[Stored entries]
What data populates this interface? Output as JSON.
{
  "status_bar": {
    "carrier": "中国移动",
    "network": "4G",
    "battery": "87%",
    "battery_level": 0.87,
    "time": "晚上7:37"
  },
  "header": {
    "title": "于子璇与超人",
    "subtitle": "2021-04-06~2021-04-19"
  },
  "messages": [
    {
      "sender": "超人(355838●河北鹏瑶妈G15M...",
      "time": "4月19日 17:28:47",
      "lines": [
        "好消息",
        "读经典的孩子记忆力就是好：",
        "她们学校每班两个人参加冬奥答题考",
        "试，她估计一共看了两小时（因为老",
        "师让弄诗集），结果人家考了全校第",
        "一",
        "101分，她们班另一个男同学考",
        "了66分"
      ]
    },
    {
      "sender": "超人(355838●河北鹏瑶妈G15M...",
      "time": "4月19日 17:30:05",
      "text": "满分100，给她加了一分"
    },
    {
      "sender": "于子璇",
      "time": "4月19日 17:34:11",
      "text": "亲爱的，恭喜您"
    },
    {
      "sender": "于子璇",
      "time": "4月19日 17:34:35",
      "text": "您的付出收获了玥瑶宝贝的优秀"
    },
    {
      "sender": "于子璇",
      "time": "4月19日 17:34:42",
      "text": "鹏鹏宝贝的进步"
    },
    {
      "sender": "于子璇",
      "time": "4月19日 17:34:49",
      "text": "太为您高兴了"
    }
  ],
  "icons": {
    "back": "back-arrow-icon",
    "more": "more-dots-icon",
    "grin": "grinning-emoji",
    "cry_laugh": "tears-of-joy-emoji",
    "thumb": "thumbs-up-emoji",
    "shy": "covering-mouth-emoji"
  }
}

▶ _Task brief_
Restate each record exactly as written.

▶ _Answer below_
What data populates this interface? Output as JSON.
{
  "status_bar": {
    "carrier": "中国移动",
    "network": "4G",
    "battery": "87%",
    "battery_level": 0.87,
    "time": "晚上7:37"
  },
  "header": {
    "title": "于子璇与超人",
    "subtitle": "2021-04-06~2021-04-19"
  },
  "messages": [
    {
      "sender": "超人(355838●河北鹏瑶妈G15M...",
      "time": "4月19日 17:28:47",
      "lines": [
        "好消息",
        "读经典的孩子记忆力就是好：",
        "她们学校每班两个人参加冬奥答题考",
        "试，她估计一共看了两小时（因为老",
        "师让弄诗集），结果人家考了全校第",
        "一",
        "101分，她们班另一个男同学考",
        "了66分"
      ]
    },
    {
      "sender": "超人(355838●河北鹏瑶妈G15M...",
      "time": "4月19日 17:30:05",
      "text": "满分100，给她加了一分"
    },
    {
      "sender": "于子璇",
      "time": "4月19日 17:34:11",
      "text": "亲爱的，恭喜您"
    },
    {
      "sender": "于子璇",
      "time": "4月19日 17:34:35",
      "text": "您的付出收获了玥瑶宝贝的优秀"
    },
    {
      "sender": "于子璇",
      "time": "4月19日 17:34:42",
      "text": "鹏鹏宝贝的进步"
    },
    {
      "sender": "于子璇",
      "time": "4月19日 17:34:49",
      "text": "太为您高兴了"
    }
  ],
  "icons": {
    "back": "back-arrow-icon",
    "more": "more-dots-icon",
    "grin": "grinning-emoji",
    "cry_laugh": "tears-of-joy-emoji",
    "thumb": "thumbs-up-emoji",
    "shy": "covering-mouth-emoji"
  }
}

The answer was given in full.